**PROBLEM DESCRIPTION:** Repeat each record exactly. Any picture gets left out.

**RECORDED INFORMATION:**
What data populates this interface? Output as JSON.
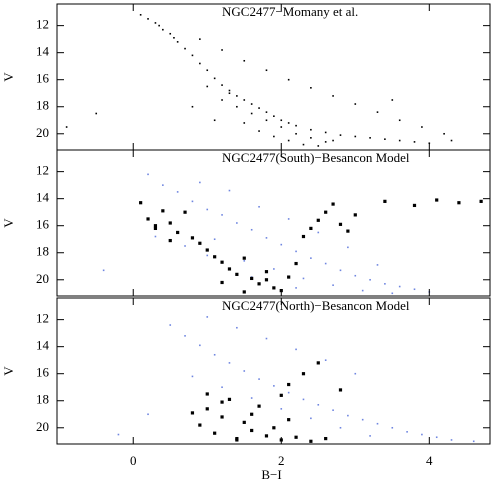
{
  "chart_data": [
    {
      "type": "scatter",
      "title": "NGC2477−Momany et al.",
      "ylabel": "V",
      "xlim": [
        -1.03,
        4.82
      ],
      "ylim": [
        21.2,
        10.4
      ],
      "xticks": [
        0,
        2,
        4
      ],
      "yticks": [
        12,
        14,
        16,
        18,
        20
      ],
      "series": [
        {
          "color": "#000000",
          "x": [
            0.1,
            0.2,
            0.3,
            0.35,
            0.4,
            0.5,
            0.55,
            0.6,
            0.7,
            0.8,
            0.9,
            1.0,
            1.1,
            1.2,
            1.3,
            1.4,
            1.5,
            1.6,
            1.7,
            1.8,
            1.9,
            2.0,
            2.1,
            2.2,
            2.4,
            2.6,
            2.8,
            3.0,
            3.2,
            3.4,
            3.6,
            3.8,
            4.0,
            1.2,
            1.4,
            1.6,
            1.8,
            2.0,
            2.2,
            2.4,
            2.6,
            1.0,
            1.3,
            1.5,
            1.7,
            1.9,
            2.1,
            2.3,
            2.5,
            2.7,
            -0.5,
            -0.9,
            3.5,
            4.3,
            0.8,
            1.1,
            0.9,
            1.2,
            1.5,
            1.8,
            2.1,
            2.4,
            2.7,
            3.0,
            3.3,
            3.6,
            3.9,
            4.2
          ],
          "values": [
            11.2,
            11.5,
            11.8,
            12.0,
            12.3,
            12.6,
            12.9,
            13.2,
            13.7,
            14.2,
            14.8,
            15.3,
            15.9,
            16.4,
            16.8,
            17.2,
            17.5,
            17.8,
            18.1,
            18.4,
            18.7,
            19.0,
            19.2,
            19.4,
            19.7,
            19.9,
            20.1,
            20.2,
            20.3,
            20.4,
            20.5,
            20.6,
            20.7,
            17.5,
            18.0,
            18.5,
            19.0,
            19.5,
            20.0,
            20.3,
            20.6,
            16.5,
            17.0,
            19.2,
            19.8,
            20.2,
            20.5,
            20.8,
            20.9,
            20.5,
            18.5,
            19.5,
            17.5,
            20.5,
            18.0,
            19.0,
            13.0,
            13.8,
            14.6,
            15.3,
            16.0,
            16.6,
            17.2,
            17.8,
            18.4,
            19.0,
            19.5,
            20.0
          ]
        }
      ]
    },
    {
      "type": "scatter",
      "title": "NGC2477(South)−Besancon Model",
      "ylabel": "V",
      "xlim": [
        -1.03,
        4.82
      ],
      "ylim": [
        21.2,
        10.4
      ],
      "xticks": [
        0,
        2,
        4
      ],
      "yticks": [
        12,
        14,
        16,
        18,
        20
      ],
      "series": [
        {
          "color": "#6f86e0",
          "x": [
            0.2,
            0.4,
            0.6,
            0.8,
            1.0,
            1.2,
            1.4,
            1.6,
            1.8,
            2.0,
            2.2,
            2.4,
            2.6,
            2.8,
            3.0,
            3.2,
            3.4,
            3.6,
            3.8,
            4.0,
            0.3,
            0.7,
            1.1,
            1.5,
            1.9,
            2.3,
            2.7,
            3.1,
            3.5,
            0.9,
            1.3,
            1.7,
            2.1,
            2.5,
            2.9,
            3.3,
            1.0,
            1.6,
            2.2,
            -0.4
          ],
          "values": [
            12.2,
            13.0,
            13.5,
            14.2,
            14.8,
            15.2,
            15.8,
            16.3,
            16.9,
            17.4,
            17.9,
            18.4,
            18.8,
            19.3,
            19.7,
            20.0,
            20.3,
            20.5,
            20.7,
            20.9,
            16.8,
            17.5,
            17.0,
            18.6,
            19.2,
            19.9,
            20.4,
            20.8,
            21.0,
            12.8,
            13.4,
            14.6,
            15.5,
            16.5,
            17.6,
            18.9,
            18.2,
            19.8,
            20.6,
            19.3
          ]
        },
        {
          "color": "#000000",
          "x": [
            0.1,
            0.2,
            0.3,
            0.4,
            0.5,
            0.6,
            0.7,
            0.8,
            0.3,
            0.5,
            0.9,
            1.0,
            1.1,
            1.2,
            1.3,
            1.4,
            1.5,
            1.6,
            1.7,
            1.8,
            1.9,
            2.0,
            1.2,
            1.5,
            1.8,
            2.1,
            2.3,
            2.4,
            2.5,
            2.6,
            2.7,
            2.8,
            2.9,
            3.0,
            3.4,
            3.8,
            4.1,
            4.4,
            4.7,
            2.2
          ],
          "values": [
            14.3,
            15.5,
            16.2,
            14.9,
            15.8,
            16.5,
            15.0,
            16.9,
            16.0,
            17.1,
            17.3,
            17.8,
            18.3,
            18.7,
            19.2,
            19.6,
            18.4,
            19.9,
            20.3,
            20.0,
            20.6,
            20.8,
            20.2,
            20.9,
            19.4,
            19.8,
            16.8,
            16.2,
            15.6,
            15.0,
            14.4,
            15.9,
            16.4,
            15.2,
            14.2,
            14.5,
            14.1,
            14.3,
            14.2,
            18.8
          ]
        }
      ]
    },
    {
      "type": "scatter",
      "title": "NGC2477(North)−Besancon Model",
      "ylabel": "V",
      "xlabel": "B−I",
      "xlim": [
        -1.03,
        4.82
      ],
      "ylim": [
        21.2,
        10.4
      ],
      "xticks": [
        0,
        2,
        4
      ],
      "yticks": [
        12,
        14,
        16,
        18,
        20
      ],
      "series": [
        {
          "color": "#6f86e0",
          "x": [
            0.5,
            0.7,
            0.9,
            1.1,
            1.3,
            1.5,
            1.7,
            1.9,
            2.1,
            2.3,
            2.5,
            2.7,
            2.9,
            3.1,
            3.3,
            3.5,
            3.7,
            3.9,
            4.1,
            4.3,
            0.8,
            1.2,
            1.6,
            2.0,
            2.4,
            2.8,
            3.2,
            1.0,
            1.4,
            1.8,
            2.2,
            2.6,
            3.0,
            0.2,
            -0.2,
            4.6
          ],
          "values": [
            12.4,
            13.2,
            13.9,
            14.6,
            15.2,
            15.8,
            16.4,
            16.9,
            17.4,
            17.9,
            18.3,
            18.7,
            19.1,
            19.4,
            19.7,
            20.0,
            20.3,
            20.5,
            20.7,
            20.9,
            16.2,
            17.0,
            17.8,
            18.6,
            19.3,
            20.0,
            20.6,
            11.8,
            12.6,
            13.4,
            14.2,
            15.0,
            16.0,
            19.0,
            20.5,
            21.0
          ]
        },
        {
          "color": "#000000",
          "x": [
            0.9,
            1.0,
            1.1,
            1.2,
            1.3,
            1.4,
            1.5,
            1.6,
            1.7,
            1.8,
            1.9,
            2.0,
            2.1,
            2.2,
            2.4,
            2.6,
            1.0,
            1.2,
            1.4,
            0.8,
            2.1,
            2.3,
            2.5,
            2.0,
            2.8,
            1.6
          ],
          "values": [
            19.8,
            18.6,
            20.4,
            19.2,
            17.9,
            20.8,
            19.6,
            20.2,
            18.4,
            20.6,
            20.0,
            20.9,
            19.4,
            20.7,
            21.0,
            20.8,
            17.5,
            18.1,
            20.9,
            18.9,
            16.8,
            16.0,
            15.2,
            17.6,
            17.2,
            19.0
          ]
        }
      ]
    }
  ]
}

**SOLVED EXERCISE:**
What data populates this interface? Output as JSON.
{
  "chart_data": [
    {
      "type": "scatter",
      "title": "NGC2477−Momany et al.",
      "ylabel": "V",
      "xlim": [
        -1.03,
        4.82
      ],
      "ylim": [
        21.2,
        10.4
      ],
      "xticks": [
        0,
        2,
        4
      ],
      "yticks": [
        12,
        14,
        16,
        18,
        20
      ],
      "series": [
        {
          "color": "#000000",
          "x": [
            0.1,
            0.2,
            0.3,
            0.35,
            0.4,
            0.5,
            0.55,
            0.6,
            0.7,
            0.8,
            0.9,
            1.0,
            1.1,
            1.2,
            1.3,
            1.4,
            1.5,
            1.6,
            1.7,
            1.8,
            1.9,
            2.0,
            2.1,
            2.2,
            2.4,
            2.6,
            2.8,
            3.0,
            3.2,
            3.4,
            3.6,
            3.8,
            4.0,
            1.2,
            1.4,
            1.6,
            1.8,
            2.0,
            2.2,
            2.4,
            2.6,
            1.0,
            1.3,
            1.5,
            1.7,
            1.9,
            2.1,
            2.3,
            2.5,
            2.7,
            -0.5,
            -0.9,
            3.5,
            4.3,
            0.8,
            1.1,
            0.9,
            1.2,
            1.5,
            1.8,
            2.1,
            2.4,
            2.7,
            3.0,
            3.3,
            3.6,
            3.9,
            4.2
          ],
          "values": [
            11.2,
            11.5,
            11.8,
            12.0,
            12.3,
            12.6,
            12.9,
            13.2,
            13.7,
            14.2,
            14.8,
            15.3,
            15.9,
            16.4,
            16.8,
            17.2,
            17.5,
            17.8,
            18.1,
            18.4,
            18.7,
            19.0,
            19.2,
            19.4,
            19.7,
            19.9,
            20.1,
            20.2,
            20.3,
            20.4,
            20.5,
            20.6,
            20.7,
            17.5,
            18.0,
            18.5,
            19.0,
            19.5,
            20.0,
            20.3,
            20.6,
            16.5,
            17.0,
            19.2,
            19.8,
            20.2,
            20.5,
            20.8,
            20.9,
            20.5,
            18.5,
            19.5,
            17.5,
            20.5,
            18.0,
            19.0,
            13.0,
            13.8,
            14.6,
            15.3,
            16.0,
            16.6,
            17.2,
            17.8,
            18.4,
            19.0,
            19.5,
            20.0
          ]
        }
      ]
    },
    {
      "type": "scatter",
      "title": "NGC2477(South)−Besancon Model",
      "ylabel": "V",
      "xlim": [
        -1.03,
        4.82
      ],
      "ylim": [
        21.2,
        10.4
      ],
      "xticks": [
        0,
        2,
        4
      ],
      "yticks": [
        12,
        14,
        16,
        18,
        20
      ],
      "series": [
        {
          "color": "#6f86e0",
          "x": [
            0.2,
            0.4,
            0.6,
            0.8,
            1.0,
            1.2,
            1.4,
            1.6,
            1.8,
            2.0,
            2.2,
            2.4,
            2.6,
            2.8,
            3.0,
            3.2,
            3.4,
            3.6,
            3.8,
            4.0,
            0.3,
            0.7,
            1.1,
            1.5,
            1.9,
            2.3,
            2.7,
            3.1,
            3.5,
            0.9,
            1.3,
            1.7,
            2.1,
            2.5,
            2.9,
            3.3,
            1.0,
            1.6,
            2.2,
            -0.4
          ],
          "values": [
            12.2,
            13.0,
            13.5,
            14.2,
            14.8,
            15.2,
            15.8,
            16.3,
            16.9,
            17.4,
            17.9,
            18.4,
            18.8,
            19.3,
            19.7,
            20.0,
            20.3,
            20.5,
            20.7,
            20.9,
            16.8,
            17.5,
            17.0,
            18.6,
            19.2,
            19.9,
            20.4,
            20.8,
            21.0,
            12.8,
            13.4,
            14.6,
            15.5,
            16.5,
            17.6,
            18.9,
            18.2,
            19.8,
            20.6,
            19.3
          ]
        },
        {
          "color": "#000000",
          "x": [
            0.1,
            0.2,
            0.3,
            0.4,
            0.5,
            0.6,
            0.7,
            0.8,
            0.3,
            0.5,
            0.9,
            1.0,
            1.1,
            1.2,
            1.3,
            1.4,
            1.5,
            1.6,
            1.7,
            1.8,
            1.9,
            2.0,
            1.2,
            1.5,
            1.8,
            2.1,
            2.3,
            2.4,
            2.5,
            2.6,
            2.7,
            2.8,
            2.9,
            3.0,
            3.4,
            3.8,
            4.1,
            4.4,
            4.7,
            2.2
          ],
          "values": [
            14.3,
            15.5,
            16.2,
            14.9,
            15.8,
            16.5,
            15.0,
            16.9,
            16.0,
            17.1,
            17.3,
            17.8,
            18.3,
            18.7,
            19.2,
            19.6,
            18.4,
            19.9,
            20.3,
            20.0,
            20.6,
            20.8,
            20.2,
            20.9,
            19.4,
            19.8,
            16.8,
            16.2,
            15.6,
            15.0,
            14.4,
            15.9,
            16.4,
            15.2,
            14.2,
            14.5,
            14.1,
            14.3,
            14.2,
            18.8
          ]
        }
      ]
    },
    {
      "type": "scatter",
      "title": "NGC2477(North)−Besancon Model",
      "ylabel": "V",
      "xlabel": "B−I",
      "xlim": [
        -1.03,
        4.82
      ],
      "ylim": [
        21.2,
        10.4
      ],
      "xticks": [
        0,
        2,
        4
      ],
      "yticks": [
        12,
        14,
        16,
        18,
        20
      ],
      "series": [
        {
          "color": "#6f86e0",
          "x": [
            0.5,
            0.7,
            0.9,
            1.1,
            1.3,
            1.5,
            1.7,
            1.9,
            2.1,
            2.3,
            2.5,
            2.7,
            2.9,
            3.1,
            3.3,
            3.5,
            3.7,
            3.9,
            4.1,
            4.3,
            0.8,
            1.2,
            1.6,
            2.0,
            2.4,
            2.8,
            3.2,
            1.0,
            1.4,
            1.8,
            2.2,
            2.6,
            3.0,
            0.2,
            -0.2,
            4.6
          ],
          "values": [
            12.4,
            13.2,
            13.9,
            14.6,
            15.2,
            15.8,
            16.4,
            16.9,
            17.4,
            17.9,
            18.3,
            18.7,
            19.1,
            19.4,
            19.7,
            20.0,
            20.3,
            20.5,
            20.7,
            20.9,
            16.2,
            17.0,
            17.8,
            18.6,
            19.3,
            20.0,
            20.6,
            11.8,
            12.6,
            13.4,
            14.2,
            15.0,
            16.0,
            19.0,
            20.5,
            21.0
          ]
        },
        {
          "color": "#000000",
          "x": [
            0.9,
            1.0,
            1.1,
            1.2,
            1.3,
            1.4,
            1.5,
            1.6,
            1.7,
            1.8,
            1.9,
            2.0,
            2.1,
            2.2,
            2.4,
            2.6,
            1.0,
            1.2,
            1.4,
            0.8,
            2.1,
            2.3,
            2.5,
            2.0,
            2.8,
            1.6
          ],
          "values": [
            19.8,
            18.6,
            20.4,
            19.2,
            17.9,
            20.8,
            19.6,
            20.2,
            18.4,
            20.6,
            20.0,
            20.9,
            19.4,
            20.7,
            21.0,
            20.8,
            17.5,
            18.1,
            20.9,
            18.9,
            16.8,
            16.0,
            15.2,
            17.6,
            17.2,
            19.0
          ]
        }
      ]
    }
  ]
}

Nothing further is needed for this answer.